PROBLEM REQUIREMENTS: Set out every line bearing the string "Bands".

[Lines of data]
────────────────────

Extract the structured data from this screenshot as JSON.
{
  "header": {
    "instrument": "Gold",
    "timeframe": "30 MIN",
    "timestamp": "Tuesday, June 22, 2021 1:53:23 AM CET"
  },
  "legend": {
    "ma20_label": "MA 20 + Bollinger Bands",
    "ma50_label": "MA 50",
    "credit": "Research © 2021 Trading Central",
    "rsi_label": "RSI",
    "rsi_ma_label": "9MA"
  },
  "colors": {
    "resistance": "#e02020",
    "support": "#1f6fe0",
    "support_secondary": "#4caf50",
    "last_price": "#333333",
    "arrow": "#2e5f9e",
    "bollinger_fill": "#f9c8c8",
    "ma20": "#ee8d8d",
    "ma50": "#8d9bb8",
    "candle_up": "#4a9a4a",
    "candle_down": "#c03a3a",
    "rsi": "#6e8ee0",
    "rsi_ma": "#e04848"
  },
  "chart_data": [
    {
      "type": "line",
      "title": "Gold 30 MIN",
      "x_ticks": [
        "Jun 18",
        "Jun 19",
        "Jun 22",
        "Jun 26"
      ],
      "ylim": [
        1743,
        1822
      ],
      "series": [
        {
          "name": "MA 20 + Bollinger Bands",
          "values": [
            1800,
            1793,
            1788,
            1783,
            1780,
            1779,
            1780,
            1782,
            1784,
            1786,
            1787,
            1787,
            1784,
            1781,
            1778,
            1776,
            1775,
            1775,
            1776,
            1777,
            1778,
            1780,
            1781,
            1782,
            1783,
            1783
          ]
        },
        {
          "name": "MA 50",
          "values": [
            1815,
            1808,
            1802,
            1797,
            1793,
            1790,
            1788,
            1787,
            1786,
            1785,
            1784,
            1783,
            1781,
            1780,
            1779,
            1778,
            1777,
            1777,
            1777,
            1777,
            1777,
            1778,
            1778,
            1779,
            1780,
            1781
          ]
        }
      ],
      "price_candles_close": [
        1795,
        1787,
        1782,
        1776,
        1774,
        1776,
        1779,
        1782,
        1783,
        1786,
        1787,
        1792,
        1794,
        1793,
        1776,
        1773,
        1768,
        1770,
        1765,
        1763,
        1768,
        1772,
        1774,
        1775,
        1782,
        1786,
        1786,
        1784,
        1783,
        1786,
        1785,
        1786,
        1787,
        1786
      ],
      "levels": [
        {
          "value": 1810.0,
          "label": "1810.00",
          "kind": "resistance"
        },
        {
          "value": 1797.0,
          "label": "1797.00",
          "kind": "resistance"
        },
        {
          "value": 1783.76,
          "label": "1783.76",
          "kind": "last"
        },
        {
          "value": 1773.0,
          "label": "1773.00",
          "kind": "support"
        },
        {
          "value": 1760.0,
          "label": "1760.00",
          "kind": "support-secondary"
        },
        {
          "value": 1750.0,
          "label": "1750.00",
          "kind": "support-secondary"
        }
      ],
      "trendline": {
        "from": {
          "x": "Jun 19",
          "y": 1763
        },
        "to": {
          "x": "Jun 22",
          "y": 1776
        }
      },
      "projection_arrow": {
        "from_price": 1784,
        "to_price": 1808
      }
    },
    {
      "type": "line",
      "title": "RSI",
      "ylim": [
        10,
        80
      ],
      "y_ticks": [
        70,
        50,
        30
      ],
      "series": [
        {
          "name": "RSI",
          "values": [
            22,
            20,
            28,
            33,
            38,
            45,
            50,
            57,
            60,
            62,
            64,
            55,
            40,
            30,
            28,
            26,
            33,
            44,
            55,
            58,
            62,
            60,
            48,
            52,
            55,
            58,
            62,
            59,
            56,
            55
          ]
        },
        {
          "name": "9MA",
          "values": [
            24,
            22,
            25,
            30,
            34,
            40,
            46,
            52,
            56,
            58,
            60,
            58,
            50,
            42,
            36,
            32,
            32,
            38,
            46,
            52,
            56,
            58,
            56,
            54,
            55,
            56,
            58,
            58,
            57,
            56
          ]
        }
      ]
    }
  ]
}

────────────────────

WRITTEN SOLUTION:
    "ma20_label": "MA 20 + Bollinger Bands",
          "name": "MA 20 + Bollinger Bands",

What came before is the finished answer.